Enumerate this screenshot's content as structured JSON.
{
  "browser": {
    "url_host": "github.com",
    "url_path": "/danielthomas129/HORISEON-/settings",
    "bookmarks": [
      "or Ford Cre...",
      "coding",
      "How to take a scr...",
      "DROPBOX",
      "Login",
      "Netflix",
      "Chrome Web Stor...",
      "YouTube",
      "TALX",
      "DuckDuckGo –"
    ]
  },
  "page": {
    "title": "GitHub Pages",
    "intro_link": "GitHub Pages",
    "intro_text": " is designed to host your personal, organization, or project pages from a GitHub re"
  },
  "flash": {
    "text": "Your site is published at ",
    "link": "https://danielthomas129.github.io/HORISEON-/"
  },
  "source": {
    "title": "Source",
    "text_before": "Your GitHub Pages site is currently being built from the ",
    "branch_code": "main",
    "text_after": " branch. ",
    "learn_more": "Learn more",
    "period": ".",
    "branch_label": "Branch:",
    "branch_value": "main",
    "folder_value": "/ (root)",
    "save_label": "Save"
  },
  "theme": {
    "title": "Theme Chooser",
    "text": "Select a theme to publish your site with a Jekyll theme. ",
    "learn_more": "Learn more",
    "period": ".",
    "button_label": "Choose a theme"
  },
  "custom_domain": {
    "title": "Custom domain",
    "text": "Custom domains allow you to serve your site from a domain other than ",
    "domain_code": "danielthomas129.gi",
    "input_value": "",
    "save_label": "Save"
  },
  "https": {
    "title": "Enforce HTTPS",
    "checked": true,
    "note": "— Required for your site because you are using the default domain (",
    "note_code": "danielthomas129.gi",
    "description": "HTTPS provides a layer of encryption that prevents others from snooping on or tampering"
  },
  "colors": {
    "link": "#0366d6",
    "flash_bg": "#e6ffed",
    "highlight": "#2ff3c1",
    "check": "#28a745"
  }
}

What you are asked to do ▸
Output the full listing without altering anything.

Written answer ▸
Enumerate this screenshot's content as structured JSON.
{
  "browser": {
    "url_host": "github.com",
    "url_path": "/danielthomas129/HORISEON-/settings",
    "bookmarks": [
      "or Ford Cre...",
      "coding",
      "How to take a scr...",
      "DROPBOX",
      "Login",
      "Netflix",
      "Chrome Web Stor...",
      "YouTube",
      "TALX",
      "DuckDuckGo –"
    ]
  },
  "page": {
    "title": "GitHub Pages",
    "intro_link": "GitHub Pages",
    "intro_text": " is designed to host your personal, organization, or project pages from a GitHub re"
  },
  "flash": {
    "text": "Your site is published at ",
    "link": "https://danielthomas129.github.io/HORISEON-/"
  },
  "source": {
    "title": "Source",
    "text_before": "Your GitHub Pages site is currently being built from the ",
    "branch_code": "main",
    "text_after": " branch. ",
    "learn_more": "Learn more",
    "period": ".",
    "branch_label": "Branch:",
    "branch_value": "main",
    "folder_value": "/ (root)",
    "save_label": "Save"
  },
  "theme": {
    "title": "Theme Chooser",
    "text": "Select a theme to publish your site with a Jekyll theme. ",
    "learn_more": "Learn more",
    "period": ".",
    "button_label": "Choose a theme"
  },
  "custom_domain": {
    "title": "Custom domain",
    "text": "Custom domains allow you to serve your site from a domain other than ",
    "domain_code": "danielthomas129.gi",
    "input_value": "",
    "save_label": "Save"
  },
  "https": {
    "title": "Enforce HTTPS",
    "checked": true,
    "note": "— Required for your site because you are using the default domain (",
    "note_code": "danielthomas129.gi",
    "description": "HTTPS provides a layer of encryption that prevents others from snooping on or tampering"
  },
  "colors": {
    "link": "#0366d6",
    "flash_bg": "#e6ffed",
    "highlight": "#2ff3c1",
    "check": "#28a745"
  }
}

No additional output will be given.